Query execution consists of two major phases.1 In the first phase, the index servers consult an inverted index that maps each query word to a matching list of documents (the hit list). The index servers then determine a set of relevant documents by intersecting the hit lists of the individual query words, and they compute a relevance score for each document. This relevance score determines the order of results on the output page.

The search process is challenging because of the large amount of data: The raw documents comprise several tens of terabytes of uncompressed data, and the inverted index resulting from this raw data is itself many terabytes of data. Fortunately, the search is highly parallelizable by dividing the index into pieces
(index shards), each having a randomly chosen subset of documents from the full index. A pool of machines serves requests for each shard, and the overall index cluster contains one pool for each shard. Each request chooses a machine within a pool using an intermediate load balancer—in other words, each query goes to one
machine (or a subset of machines) assigned to each shard. If a shard’s replica goes down, the load balancer will avoid using it for queries, and other components of our cluster-management system will try to revive it or eventually replace it with another machine. During the downtime, the system capacity is reduced in proportion to the total fraction of capacity that this machine represented. However, service remains uninterrupted, and all parts of the index remain available.

The final result of this first phase of query execution is an ordered list of document identifiers (docids). As Figure 1 shows, the second phase involves taking this list of docids and computing the actual title and uniform resource locator of these documents, along with a query-specific document summary. Document servers (docservers) handle this job, fetching each document from disk to extract the title and the keyword-in-context snippet. As with the index lookup phase, the strategy is to partition the processing of all documents byrandomly distributing documents into
smaller shards having multiple server replicas responsible for handling each shard, and routing requests through a load balancer. The docserver cluster must have access to an online, low-latency copy of the entire Web. In fact, because of the replication required for performance and availability, Google stores dozens of copies of the Web across its clusters.

In addition to the indexing and document-serving phases, a GWS also initiates several other ancillary tasks upon receiving a query, such as sending the query to a spell-checking system and to an ad-serving system to generate relevant dvertisements (if any). When all phases are complete, a GWS generates the appropriate HTML for the output page and returns it to the user’s browser.

Using replication for capacity and fault-tolerance

We have structured our system so that most accesses to the index and other data structures involved in answering a query are read-only: Updates are relatively infrequent, and we can often perform them safely by diverting queries away from a service replica during an update. This principle sidesteps many of the consistency issues that typically arise in using a general-purpose database.

Written exercise: From the search-query passage, write out everything from "Using replication for" down to "a general-purpose database.". The records have nothing to do with this.

Information given:
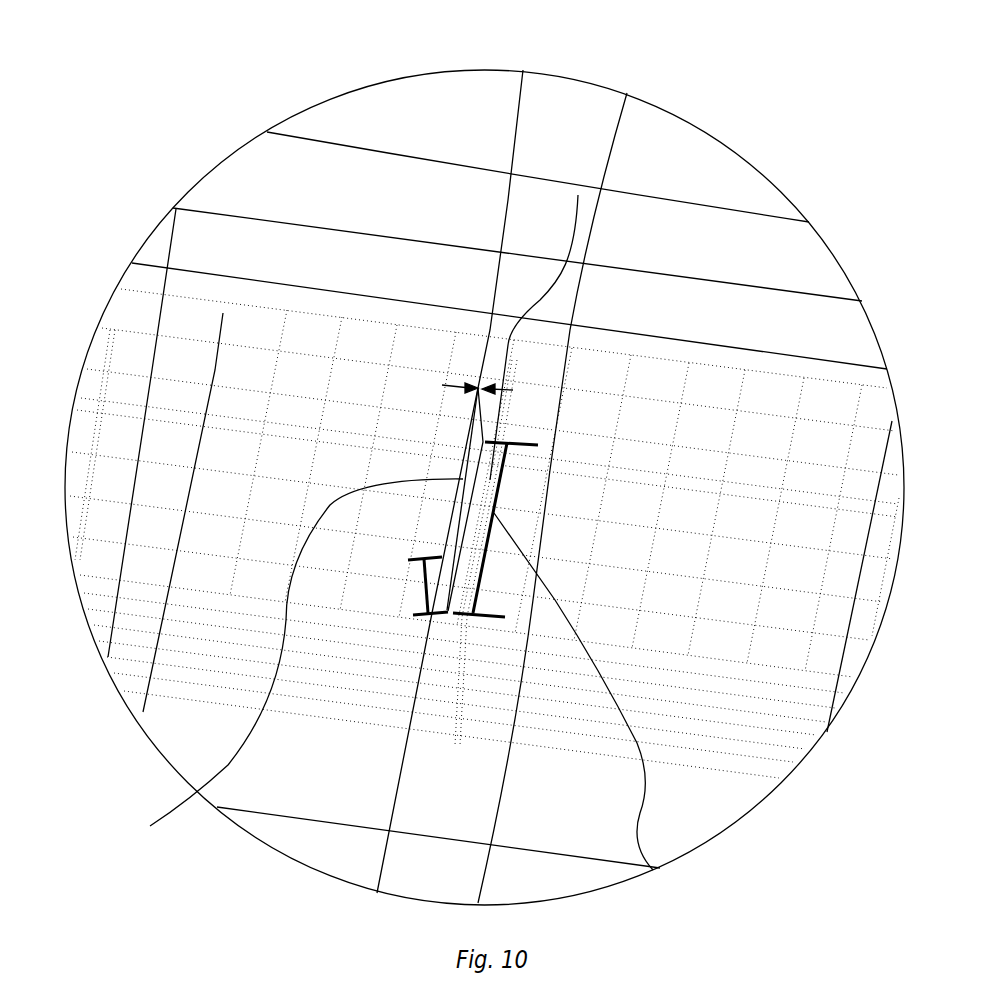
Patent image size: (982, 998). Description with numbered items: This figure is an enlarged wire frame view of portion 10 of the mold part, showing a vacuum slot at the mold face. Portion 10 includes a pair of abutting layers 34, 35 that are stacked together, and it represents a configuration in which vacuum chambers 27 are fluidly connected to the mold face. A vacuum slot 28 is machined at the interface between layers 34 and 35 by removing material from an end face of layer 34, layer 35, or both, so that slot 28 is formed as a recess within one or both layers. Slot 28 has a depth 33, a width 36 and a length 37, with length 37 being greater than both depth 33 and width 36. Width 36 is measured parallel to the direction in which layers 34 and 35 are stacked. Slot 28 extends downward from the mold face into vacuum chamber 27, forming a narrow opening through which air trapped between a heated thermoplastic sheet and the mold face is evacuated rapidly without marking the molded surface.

The portion 10 is at (745, 160).
The vacuum chamber 27 is at (275, 452).
The vacuum slot 28 is at (150, 826).
The depth 33 is at (424, 583).
The layer 34 is at (397, 103).
The layer 35 is at (692, 148).
The width 36 is at (578, 195).
The length 37 is at (653, 870).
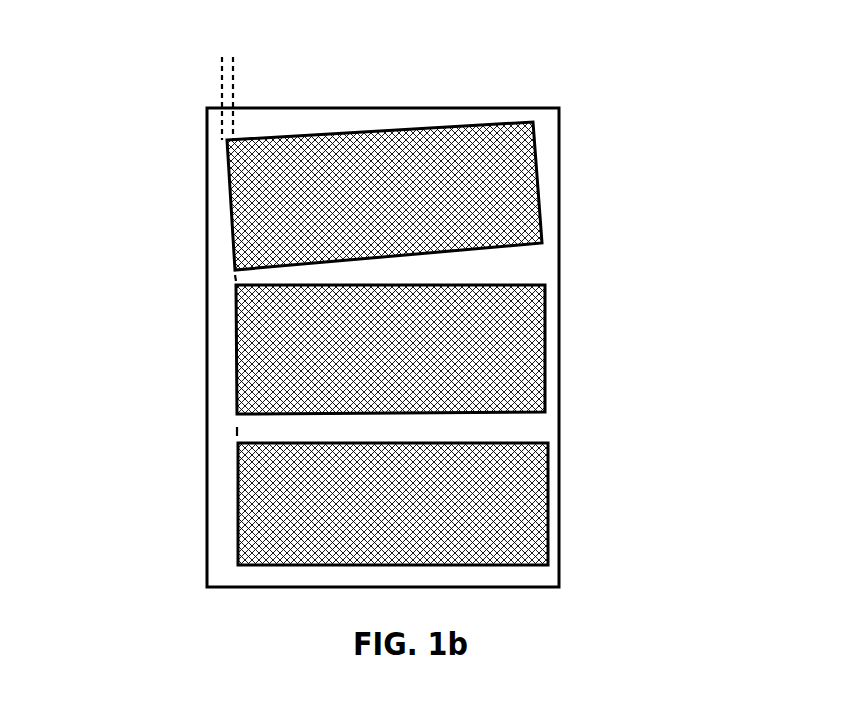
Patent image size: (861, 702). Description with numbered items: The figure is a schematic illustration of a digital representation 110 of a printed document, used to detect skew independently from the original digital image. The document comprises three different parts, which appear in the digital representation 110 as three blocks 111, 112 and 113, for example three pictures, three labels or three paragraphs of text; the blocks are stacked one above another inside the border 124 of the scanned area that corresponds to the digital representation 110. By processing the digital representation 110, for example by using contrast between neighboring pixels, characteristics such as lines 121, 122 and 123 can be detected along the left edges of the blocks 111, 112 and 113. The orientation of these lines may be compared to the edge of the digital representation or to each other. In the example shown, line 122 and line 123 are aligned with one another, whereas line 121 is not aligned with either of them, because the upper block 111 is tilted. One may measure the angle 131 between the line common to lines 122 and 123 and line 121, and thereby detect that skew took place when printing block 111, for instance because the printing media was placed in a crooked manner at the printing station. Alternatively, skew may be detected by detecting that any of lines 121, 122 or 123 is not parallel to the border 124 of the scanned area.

The digital representation 110 is at (658, 77).
The block 111 is at (540, 205).
The block 112 is at (545, 310).
The block 113 is at (548, 463).
The line 121 is at (227, 160).
The line 122 is at (237, 347).
The line 123 is at (240, 480).
The border 124 is at (207, 263).
The angle 131 is at (220, 66).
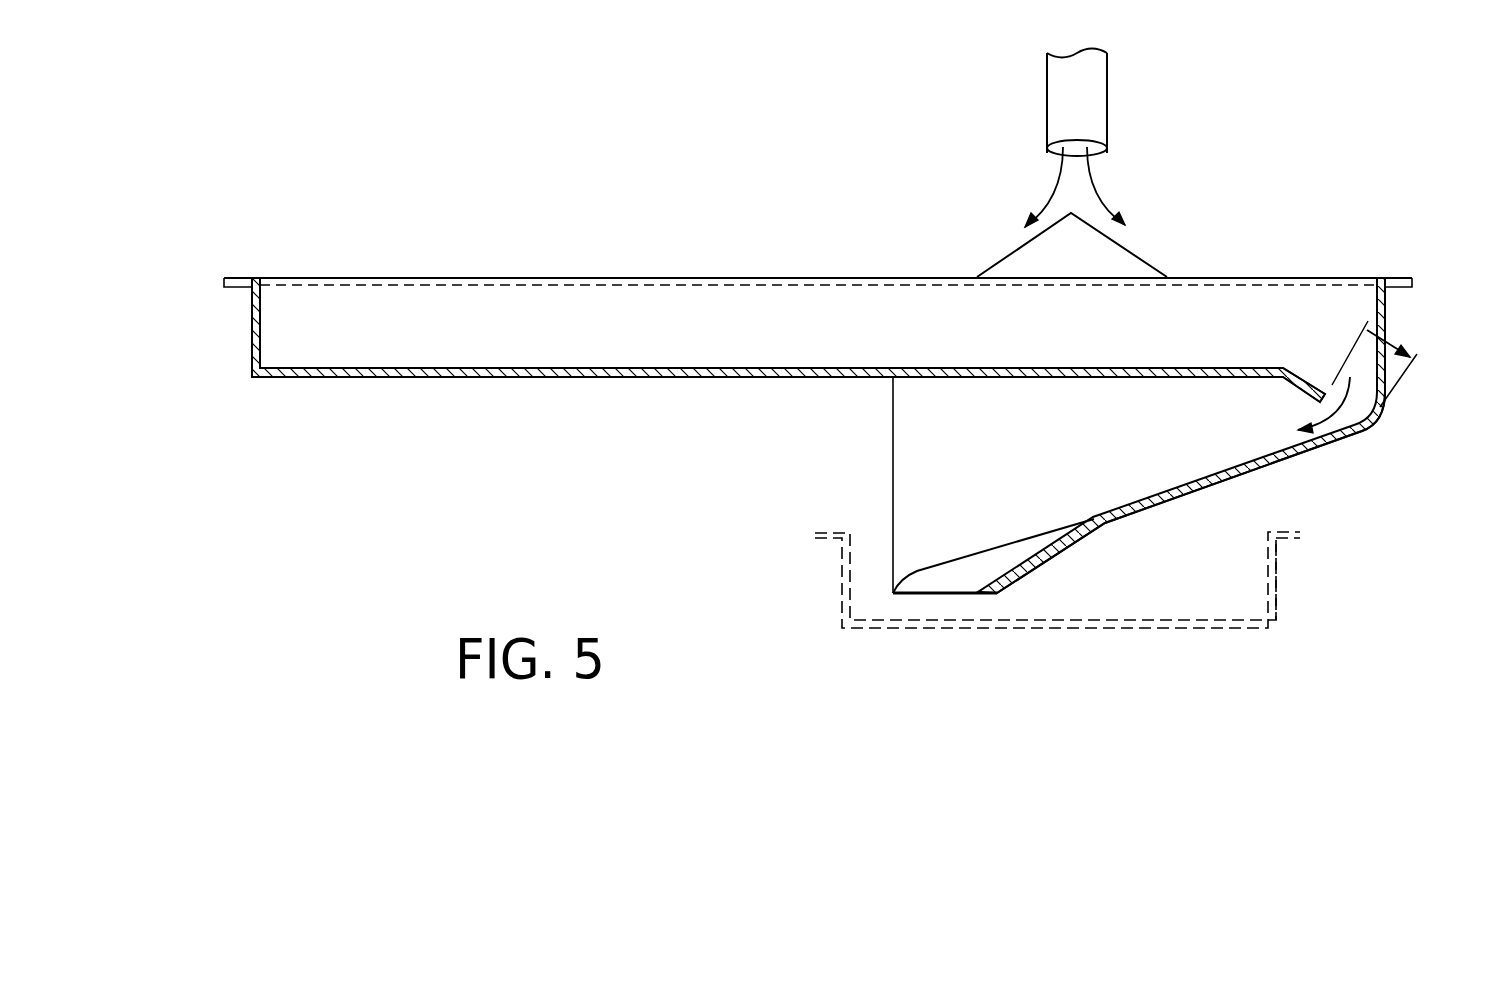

Task output:
Using replication for capacity and fault-tolerance

We have structured our system so that most accesses to the index and other data structures involved in answering a query are read-only: Updates are relatively infrequent, and we can often perform them safely by diverting queries away from a service replica during an update. This principle sidesteps many of the consistency issues that typically arise in using a general-purpose database.